--- BEGIN ---

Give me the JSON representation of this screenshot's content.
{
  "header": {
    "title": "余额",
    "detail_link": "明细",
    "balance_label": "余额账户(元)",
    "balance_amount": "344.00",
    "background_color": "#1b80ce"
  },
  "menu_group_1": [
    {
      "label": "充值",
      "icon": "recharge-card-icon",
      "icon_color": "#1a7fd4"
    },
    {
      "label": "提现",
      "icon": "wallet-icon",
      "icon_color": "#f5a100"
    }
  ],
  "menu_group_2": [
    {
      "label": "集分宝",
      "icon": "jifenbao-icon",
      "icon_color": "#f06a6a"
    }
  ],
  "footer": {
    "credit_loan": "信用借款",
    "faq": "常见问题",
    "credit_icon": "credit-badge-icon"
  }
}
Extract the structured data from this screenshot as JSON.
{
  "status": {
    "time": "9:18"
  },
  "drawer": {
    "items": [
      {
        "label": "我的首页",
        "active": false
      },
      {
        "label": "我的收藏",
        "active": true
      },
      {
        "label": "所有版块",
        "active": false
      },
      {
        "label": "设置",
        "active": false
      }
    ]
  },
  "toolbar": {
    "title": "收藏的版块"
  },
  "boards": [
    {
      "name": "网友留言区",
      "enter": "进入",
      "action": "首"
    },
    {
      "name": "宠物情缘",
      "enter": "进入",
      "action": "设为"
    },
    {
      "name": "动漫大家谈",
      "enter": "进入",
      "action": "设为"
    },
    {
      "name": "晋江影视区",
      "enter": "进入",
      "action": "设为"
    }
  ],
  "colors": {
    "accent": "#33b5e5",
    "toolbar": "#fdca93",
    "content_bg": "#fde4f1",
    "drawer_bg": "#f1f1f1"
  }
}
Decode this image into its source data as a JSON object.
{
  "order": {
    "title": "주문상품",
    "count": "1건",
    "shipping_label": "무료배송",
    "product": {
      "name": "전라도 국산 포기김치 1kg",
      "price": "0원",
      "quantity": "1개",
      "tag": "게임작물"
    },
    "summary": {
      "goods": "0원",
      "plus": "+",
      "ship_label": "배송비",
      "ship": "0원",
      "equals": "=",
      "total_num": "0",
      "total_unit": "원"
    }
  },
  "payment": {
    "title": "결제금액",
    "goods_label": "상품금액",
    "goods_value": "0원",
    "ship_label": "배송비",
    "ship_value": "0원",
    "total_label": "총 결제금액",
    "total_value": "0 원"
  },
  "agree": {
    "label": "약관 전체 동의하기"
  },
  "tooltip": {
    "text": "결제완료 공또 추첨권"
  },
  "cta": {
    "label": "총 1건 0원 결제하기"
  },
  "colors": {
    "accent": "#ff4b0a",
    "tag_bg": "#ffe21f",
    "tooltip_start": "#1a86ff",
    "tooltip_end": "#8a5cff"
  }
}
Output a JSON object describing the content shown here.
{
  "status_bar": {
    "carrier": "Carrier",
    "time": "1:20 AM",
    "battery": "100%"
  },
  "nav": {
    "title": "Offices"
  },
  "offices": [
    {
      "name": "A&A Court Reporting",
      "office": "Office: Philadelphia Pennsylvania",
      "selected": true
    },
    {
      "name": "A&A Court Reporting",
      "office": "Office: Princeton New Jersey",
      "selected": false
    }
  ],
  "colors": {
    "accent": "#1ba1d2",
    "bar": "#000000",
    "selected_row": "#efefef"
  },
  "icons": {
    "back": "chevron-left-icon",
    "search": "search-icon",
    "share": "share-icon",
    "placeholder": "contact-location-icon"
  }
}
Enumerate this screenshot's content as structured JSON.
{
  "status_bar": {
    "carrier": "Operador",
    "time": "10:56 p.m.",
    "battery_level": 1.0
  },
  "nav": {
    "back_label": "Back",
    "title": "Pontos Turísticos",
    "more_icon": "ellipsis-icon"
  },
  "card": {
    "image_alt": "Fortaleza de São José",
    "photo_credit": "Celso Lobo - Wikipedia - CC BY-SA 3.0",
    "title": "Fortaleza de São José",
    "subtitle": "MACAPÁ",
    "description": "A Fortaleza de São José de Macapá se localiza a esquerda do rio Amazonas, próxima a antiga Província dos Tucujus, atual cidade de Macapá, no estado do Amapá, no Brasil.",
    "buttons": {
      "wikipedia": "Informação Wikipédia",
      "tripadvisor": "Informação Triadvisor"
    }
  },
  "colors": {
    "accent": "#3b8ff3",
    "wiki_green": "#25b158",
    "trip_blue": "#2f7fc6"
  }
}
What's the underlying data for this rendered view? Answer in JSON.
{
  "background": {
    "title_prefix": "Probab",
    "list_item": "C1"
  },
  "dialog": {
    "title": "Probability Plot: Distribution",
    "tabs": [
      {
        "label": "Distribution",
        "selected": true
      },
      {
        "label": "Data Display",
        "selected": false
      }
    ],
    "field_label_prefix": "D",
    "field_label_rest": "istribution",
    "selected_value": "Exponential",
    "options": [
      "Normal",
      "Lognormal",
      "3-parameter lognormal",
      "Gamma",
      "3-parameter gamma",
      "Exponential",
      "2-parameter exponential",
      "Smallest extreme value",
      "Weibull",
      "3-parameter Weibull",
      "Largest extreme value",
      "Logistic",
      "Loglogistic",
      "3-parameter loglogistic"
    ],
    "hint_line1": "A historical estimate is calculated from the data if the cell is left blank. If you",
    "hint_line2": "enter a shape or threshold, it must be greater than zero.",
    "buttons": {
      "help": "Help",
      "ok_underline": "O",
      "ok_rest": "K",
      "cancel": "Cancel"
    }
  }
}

--- END ---

Exercise aim:
Print every entry exactly as written.

Task result:
Give me the JSON representation of this screenshot's content.
{
  "header": {
    "title": "余额",
    "detail_link": "明细",
    "balance_label": "余额账户(元)",
    "balance_amount": "344.00",
    "background_color": "#1b80ce"
  },
  "menu_group_1": [
    {
      "label": "充值",
      "icon": "recharge-card-icon",
      "icon_color": "#1a7fd4"
    },
    {
      "label": "提现",
      "icon": "wallet-icon",
      "icon_color": "#f5a100"
    }
  ],
  "menu_group_2": [
    {
      "label": "集分宝",
      "icon": "jifenbao-icon",
      "icon_color": "#f06a6a"
    }
  ],
  "footer": {
    "credit_loan": "信用借款",
    "faq": "常见问题",
    "credit_icon": "credit-badge-icon"
  }
}
Extract the structured data from this screenshot as JSON.
{
  "status": {
    "time": "9:18"
  },
  "drawer": {
    "items": [
      {
        "label": "我的首页",
        "active": false
      },
      {
        "label": "我的收藏",
        "active": true
      },
      {
        "label": "所有版块",
        "active": false
      },
      {
        "label": "设置",
        "active": false
      }
    ]
  },
  "toolbar": {
    "title": "收藏的版块"
  },
  "boards": [
    {
      "name": "网友留言区",
      "enter": "进入",
      "action": "首"
    },
    {
      "name": "宠物情缘",
      "enter": "进入",
      "action": "设为"
    },
    {
      "name": "动漫大家谈",
      "enter": "进入",
      "action": "设为"
    },
    {
      "name": "晋江影视区",
      "enter": "进入",
      "action": "设为"
    }
  ],
  "colors": {
    "accent": "#33b5e5",
    "toolbar": "#fdca93",
    "content_bg": "#fde4f1",
    "drawer_bg": "#f1f1f1"
  }
}
Decode this image into its source data as a JSON object.
{
  "order": {
    "title": "주문상품",
    "count": "1건",
    "shipping_label": "무료배송",
    "product": {
      "name": "전라도 국산 포기김치 1kg",
      "price": "0원",
      "quantity": "1개",
      "tag": "게임작물"
    },
    "summary": {
      "goods": "0원",
      "plus": "+",
      "ship_label": "배송비",
      "ship": "0원",
      "equals": "=",
      "total_num": "0",
      "total_unit": "원"
    }
  },
  "payment": {
    "title": "결제금액",
    "goods_label": "상품금액",
    "goods_value": "0원",
    "ship_label": "배송비",
    "ship_value": "0원",
    "total_label": "총 결제금액",
    "total_value": "0 원"
  },
  "agree": {
    "label": "약관 전체 동의하기"
  },
  "tooltip": {
    "text": "결제완료 공또 추첨권"
  },
  "cta": {
    "label": "총 1건 0원 결제하기"
  },
  "colors": {
    "accent": "#ff4b0a",
    "tag_bg": "#ffe21f",
    "tooltip_start": "#1a86ff",
    "tooltip_end": "#8a5cff"
  }
}
Output a JSON object describing the content shown here.
{
  "status_bar": {
    "carrier": "Carrier",
    "time": "1:20 AM",
    "battery": "100%"
  },
  "nav": {
    "title": "Offices"
  },
  "offices": [
    {
      "name": "A&A Court Reporting",
      "office": "Office: Philadelphia Pennsylvania",
      "selected": true
    },
    {
      "name": "A&A Court Reporting",
      "office": "Office: Princeton New Jersey",
      "selected": false
    }
  ],
  "colors": {
    "accent": "#1ba1d2",
    "bar": "#000000",
    "selected_row": "#efefef"
  },
  "icons": {
    "back": "chevron-left-icon",
    "search": "search-icon",
    "share": "share-icon",
    "placeholder": "contact-location-icon"
  }
}
Enumerate this screenshot's content as structured JSON.
{
  "status_bar": {
    "carrier": "Operador",
    "time": "10:56 p.m.",
    "battery_level": 1.0
  },
  "nav": {
    "back_label": "Back",
    "title": "Pontos Turísticos",
    "more_icon": "ellipsis-icon"
  },
  "card": {
    "image_alt": "Fortaleza de São José",
    "photo_credit": "Celso Lobo - Wikipedia - CC BY-SA 3.0",
    "title": "Fortaleza de São José",
    "subtitle": "MACAPÁ",
    "description": "A Fortaleza de São José de Macapá se localiza a esquerda do rio Amazonas, próxima a antiga Província dos Tucujus, atual cidade de Macapá, no estado do Amapá, no Brasil.",
    "buttons": {
      "wikipedia": "Informação Wikipédia",
      "tripadvisor": "Informação Triadvisor"
    }
  },
  "colors": {
    "accent": "#3b8ff3",
    "wiki_green": "#25b158",
    "trip_blue": "#2f7fc6"
  }
}
What's the underlying data for this rendered view? Answer in JSON.
{
  "background": {
    "title_prefix": "Probab",
    "list_item": "C1"
  },
  "dialog": {
    "title": "Probability Plot: Distribution",
    "tabs": [
      {
        "label": "Distribution",
        "selected": true
      },
      {
        "label": "Data Display",
        "selected": false
      }
    ],
    "field_label_prefix": "D",
    "field_label_rest": "istribution",
    "selected_value": "Exponential",
    "options": [
      "Normal",
      "Lognormal",
      "3-parameter lognormal",
      "Gamma",
      "3-parameter gamma",
      "Exponential",
      "2-parameter exponential",
      "Smallest extreme value",
      "Weibull",
      "3-parameter Weibull",
      "Largest extreme value",
      "Logistic",
      "Loglogistic",
      "3-parameter loglogistic"
    ],
    "hint_line1": "A historical estimate is calculated from the data if the cell is left blank. If you",
    "hint_line2": "enter a shape or threshold, it must be greater than zero.",
    "buttons": {
      "help": "Help",
      "ok_underline": "O",
      "ok_rest": "K",
      "cancel": "Cancel"
    }
  }
}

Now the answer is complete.